Repeat the entries below exactly as they appear, with no pictures.

[Records from a dataset]

--

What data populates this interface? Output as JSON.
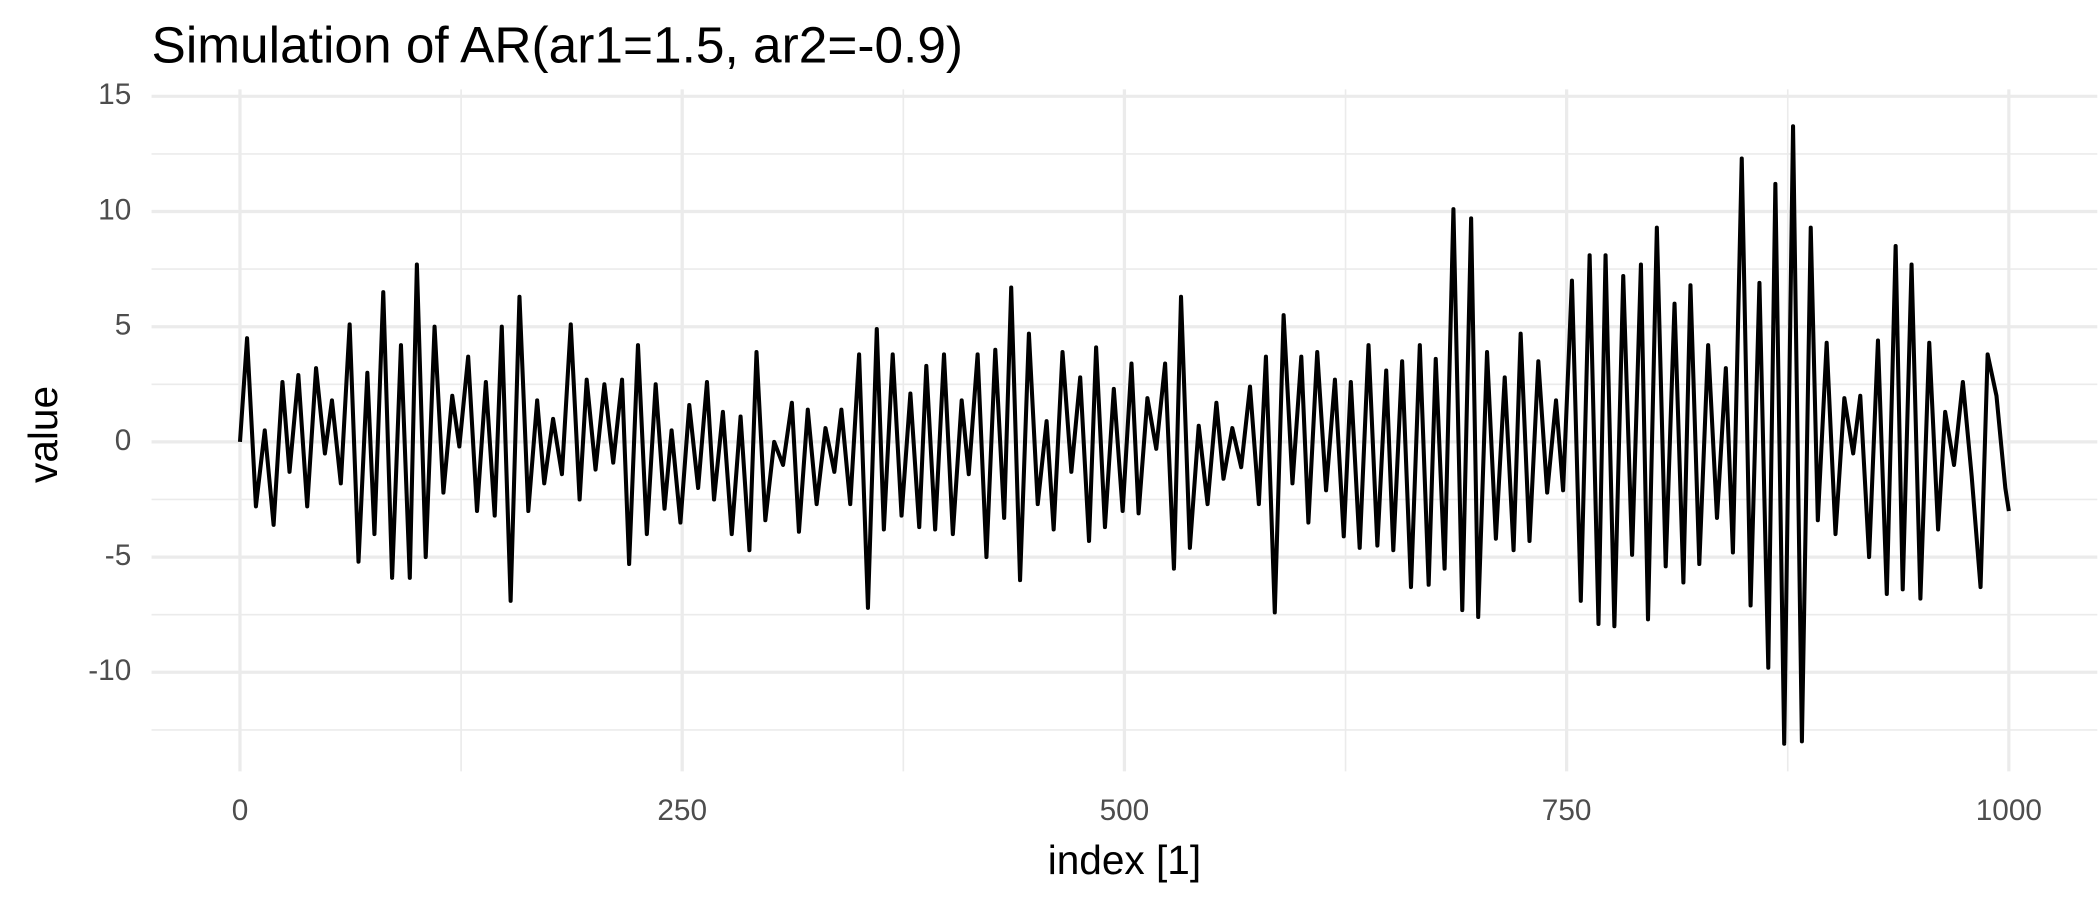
{
  "chart_data": {
    "type": "line",
    "title": "Simulation of AR(ar1=1.5, ar2=-0.9)",
    "xlabel": "index [1]",
    "ylabel": "value",
    "xlim": [
      -50,
      1050
    ],
    "ylim": [
      -14.3,
      15.3
    ],
    "xticks": [
      0,
      250,
      500,
      750,
      1000
    ],
    "yticks": [
      -10,
      -5,
      0,
      5,
      10,
      15
    ],
    "xminor": [
      125,
      375,
      625,
      875
    ],
    "yminor": [
      -12.5,
      -7.5,
      -2.5,
      2.5,
      7.5,
      12.5
    ],
    "grid": true,
    "series": [
      {
        "color": "#000000",
        "x": [
          0,
          4,
          9,
          14,
          19,
          24,
          28,
          33,
          38,
          43,
          48,
          52,
          57,
          62,
          67,
          72,
          76,
          81,
          86,
          91,
          96,
          100,
          105,
          110,
          115,
          120,
          124,
          129,
          134,
          139,
          144,
          148,
          153,
          158,
          163,
          168,
          172,
          177,
          182,
          187,
          192,
          196,
          201,
          206,
          211,
          216,
          220,
          225,
          230,
          235,
          240,
          244,
          249,
          254,
          259,
          264,
          268,
          273,
          278,
          283,
          288,
          292,
          297,
          302,
          307,
          312,
          316,
          321,
          326,
          331,
          336,
          340,
          345,
          350,
          355,
          360,
          364,
          369,
          374,
          379,
          384,
          388,
          393,
          398,
          403,
          408,
          412,
          417,
          422,
          427,
          432,
          436,
          441,
          446,
          451,
          456,
          460,
          465,
          470,
          475,
          480,
          484,
          489,
          494,
          499,
          504,
          508,
          513,
          518,
          523,
          528,
          532,
          537,
          542,
          547,
          552,
          556,
          561,
          566,
          571,
          576,
          580,
          585,
          590,
          595,
          600,
          604,
          609,
          614,
          619,
          624,
          628,
          633,
          638,
          643,
          648,
          652,
          657,
          662,
          667,
          672,
          676,
          681,
          686,
          691,
          696,
          700,
          705,
          710,
          715,
          720,
          724,
          729,
          734,
          739,
          744,
          748,
          753,
          758,
          763,
          768,
          772,
          777,
          782,
          787,
          792,
          796,
          801,
          806,
          811,
          816,
          820,
          825,
          830,
          835,
          840,
          844,
          849,
          854,
          859,
          864,
          868,
          873,
          878,
          883,
          888,
          892,
          897,
          902,
          907,
          912,
          916,
          921,
          926,
          931,
          936,
          940,
          945,
          950,
          955,
          960,
          964,
          969,
          974,
          979,
          984,
          988,
          993,
          998,
          1000
        ],
        "values": [
          0,
          4.5,
          -2.8,
          0.5,
          -3.6,
          2.6,
          -1.3,
          2.9,
          -2.8,
          3.2,
          -0.5,
          1.8,
          -1.8,
          5.1,
          -5.2,
          3.0,
          -4.0,
          6.5,
          -5.9,
          4.2,
          -5.9,
          7.7,
          -5.0,
          5.0,
          -2.2,
          2.0,
          -0.2,
          3.7,
          -3.0,
          2.6,
          -3.2,
          5.0,
          -6.9,
          6.3,
          -3.0,
          1.8,
          -1.8,
          1.0,
          -1.4,
          5.1,
          -2.5,
          2.7,
          -1.2,
          2.5,
          -0.9,
          2.7,
          -5.3,
          4.2,
          -4.0,
          2.5,
          -2.9,
          0.5,
          -3.5,
          1.6,
          -2.0,
          2.6,
          -2.5,
          1.3,
          -4.0,
          1.1,
          -4.7,
          3.9,
          -3.4,
          0.0,
          -1.0,
          1.7,
          -3.9,
          1.4,
          -2.7,
          0.6,
          -1.3,
          1.4,
          -2.7,
          3.8,
          -7.2,
          4.9,
          -3.8,
          3.8,
          -3.2,
          2.1,
          -3.7,
          3.3,
          -3.8,
          3.8,
          -4.0,
          1.8,
          -1.4,
          3.8,
          -5.0,
          4.0,
          -3.3,
          6.7,
          -6.0,
          4.7,
          -2.7,
          0.9,
          -3.8,
          3.9,
          -1.3,
          2.8,
          -4.3,
          4.1,
          -3.7,
          2.3,
          -3.0,
          3.4,
          -3.1,
          1.9,
          -0.3,
          3.4,
          -5.5,
          6.3,
          -4.6,
          0.7,
          -2.7,
          1.7,
          -1.6,
          0.6,
          -1.1,
          2.4,
          -2.7,
          3.7,
          -7.4,
          5.5,
          -1.8,
          3.7,
          -3.5,
          3.9,
          -2.1,
          2.7,
          -4.1,
          2.6,
          -4.6,
          4.2,
          -4.5,
          3.1,
          -4.7,
          3.5,
          -6.3,
          4.2,
          -6.2,
          3.6,
          -5.5,
          10.1,
          -7.3,
          9.7,
          -7.6,
          3.9,
          -4.2,
          2.8,
          -4.7,
          4.7,
          -4.3,
          3.5,
          -2.2,
          1.8,
          -2.1,
          7.0,
          -6.9,
          8.1,
          -7.9,
          8.1,
          -8.0,
          7.2,
          -4.9,
          7.7,
          -7.7,
          9.3,
          -5.4,
          6.0,
          -6.1,
          6.8,
          -5.3,
          4.2,
          -3.3,
          3.2,
          -4.8,
          12.3,
          -7.1,
          6.9,
          -9.8,
          11.2,
          -13.1,
          13.7,
          -13.0,
          9.3,
          -3.4,
          4.3,
          -4.0,
          1.9,
          -0.5,
          2.0,
          -5.0,
          4.4,
          -6.6,
          8.5,
          -6.4,
          7.7,
          -6.8,
          4.3,
          -3.8,
          1.3,
          -1.0,
          2.6,
          -1.5,
          -6.3,
          3.8,
          2.0,
          -2.0,
          -3.0
        ]
      }
    ]
  }
}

--

RESULT OF THIS EXERCISE
What data populates this interface? Output as JSON.
{
  "chart_data": {
    "type": "line",
    "title": "Simulation of AR(ar1=1.5, ar2=-0.9)",
    "xlabel": "index [1]",
    "ylabel": "value",
    "xlim": [
      -50,
      1050
    ],
    "ylim": [
      -14.3,
      15.3
    ],
    "xticks": [
      0,
      250,
      500,
      750,
      1000
    ],
    "yticks": [
      -10,
      -5,
      0,
      5,
      10,
      15
    ],
    "xminor": [
      125,
      375,
      625,
      875
    ],
    "yminor": [
      -12.5,
      -7.5,
      -2.5,
      2.5,
      7.5,
      12.5
    ],
    "grid": true,
    "series": [
      {
        "color": "#000000",
        "x": [
          0,
          4,
          9,
          14,
          19,
          24,
          28,
          33,
          38,
          43,
          48,
          52,
          57,
          62,
          67,
          72,
          76,
          81,
          86,
          91,
          96,
          100,
          105,
          110,
          115,
          120,
          124,
          129,
          134,
          139,
          144,
          148,
          153,
          158,
          163,
          168,
          172,
          177,
          182,
          187,
          192,
          196,
          201,
          206,
          211,
          216,
          220,
          225,
          230,
          235,
          240,
          244,
          249,
          254,
          259,
          264,
          268,
          273,
          278,
          283,
          288,
          292,
          297,
          302,
          307,
          312,
          316,
          321,
          326,
          331,
          336,
          340,
          345,
          350,
          355,
          360,
          364,
          369,
          374,
          379,
          384,
          388,
          393,
          398,
          403,
          408,
          412,
          417,
          422,
          427,
          432,
          436,
          441,
          446,
          451,
          456,
          460,
          465,
          470,
          475,
          480,
          484,
          489,
          494,
          499,
          504,
          508,
          513,
          518,
          523,
          528,
          532,
          537,
          542,
          547,
          552,
          556,
          561,
          566,
          571,
          576,
          580,
          585,
          590,
          595,
          600,
          604,
          609,
          614,
          619,
          624,
          628,
          633,
          638,
          643,
          648,
          652,
          657,
          662,
          667,
          672,
          676,
          681,
          686,
          691,
          696,
          700,
          705,
          710,
          715,
          720,
          724,
          729,
          734,
          739,
          744,
          748,
          753,
          758,
          763,
          768,
          772,
          777,
          782,
          787,
          792,
          796,
          801,
          806,
          811,
          816,
          820,
          825,
          830,
          835,
          840,
          844,
          849,
          854,
          859,
          864,
          868,
          873,
          878,
          883,
          888,
          892,
          897,
          902,
          907,
          912,
          916,
          921,
          926,
          931,
          936,
          940,
          945,
          950,
          955,
          960,
          964,
          969,
          974,
          979,
          984,
          988,
          993,
          998,
          1000
        ],
        "values": [
          0,
          4.5,
          -2.8,
          0.5,
          -3.6,
          2.6,
          -1.3,
          2.9,
          -2.8,
          3.2,
          -0.5,
          1.8,
          -1.8,
          5.1,
          -5.2,
          3.0,
          -4.0,
          6.5,
          -5.9,
          4.2,
          -5.9,
          7.7,
          -5.0,
          5.0,
          -2.2,
          2.0,
          -0.2,
          3.7,
          -3.0,
          2.6,
          -3.2,
          5.0,
          -6.9,
          6.3,
          -3.0,
          1.8,
          -1.8,
          1.0,
          -1.4,
          5.1,
          -2.5,
          2.7,
          -1.2,
          2.5,
          -0.9,
          2.7,
          -5.3,
          4.2,
          -4.0,
          2.5,
          -2.9,
          0.5,
          -3.5,
          1.6,
          -2.0,
          2.6,
          -2.5,
          1.3,
          -4.0,
          1.1,
          -4.7,
          3.9,
          -3.4,
          0.0,
          -1.0,
          1.7,
          -3.9,
          1.4,
          -2.7,
          0.6,
          -1.3,
          1.4,
          -2.7,
          3.8,
          -7.2,
          4.9,
          -3.8,
          3.8,
          -3.2,
          2.1,
          -3.7,
          3.3,
          -3.8,
          3.8,
          -4.0,
          1.8,
          -1.4,
          3.8,
          -5.0,
          4.0,
          -3.3,
          6.7,
          -6.0,
          4.7,
          -2.7,
          0.9,
          -3.8,
          3.9,
          -1.3,
          2.8,
          -4.3,
          4.1,
          -3.7,
          2.3,
          -3.0,
          3.4,
          -3.1,
          1.9,
          -0.3,
          3.4,
          -5.5,
          6.3,
          -4.6,
          0.7,
          -2.7,
          1.7,
          -1.6,
          0.6,
          -1.1,
          2.4,
          -2.7,
          3.7,
          -7.4,
          5.5,
          -1.8,
          3.7,
          -3.5,
          3.9,
          -2.1,
          2.7,
          -4.1,
          2.6,
          -4.6,
          4.2,
          -4.5,
          3.1,
          -4.7,
          3.5,
          -6.3,
          4.2,
          -6.2,
          3.6,
          -5.5,
          10.1,
          -7.3,
          9.7,
          -7.6,
          3.9,
          -4.2,
          2.8,
          -4.7,
          4.7,
          -4.3,
          3.5,
          -2.2,
          1.8,
          -2.1,
          7.0,
          -6.9,
          8.1,
          -7.9,
          8.1,
          -8.0,
          7.2,
          -4.9,
          7.7,
          -7.7,
          9.3,
          -5.4,
          6.0,
          -6.1,
          6.8,
          -5.3,
          4.2,
          -3.3,
          3.2,
          -4.8,
          12.3,
          -7.1,
          6.9,
          -9.8,
          11.2,
          -13.1,
          13.7,
          -13.0,
          9.3,
          -3.4,
          4.3,
          -4.0,
          1.9,
          -0.5,
          2.0,
          -5.0,
          4.4,
          -6.6,
          8.5,
          -6.4,
          7.7,
          -6.8,
          4.3,
          -3.8,
          1.3,
          -1.0,
          2.6,
          -1.5,
          -6.3,
          3.8,
          2.0,
          -2.0,
          -3.0
        ]
      }
    ]
  }
}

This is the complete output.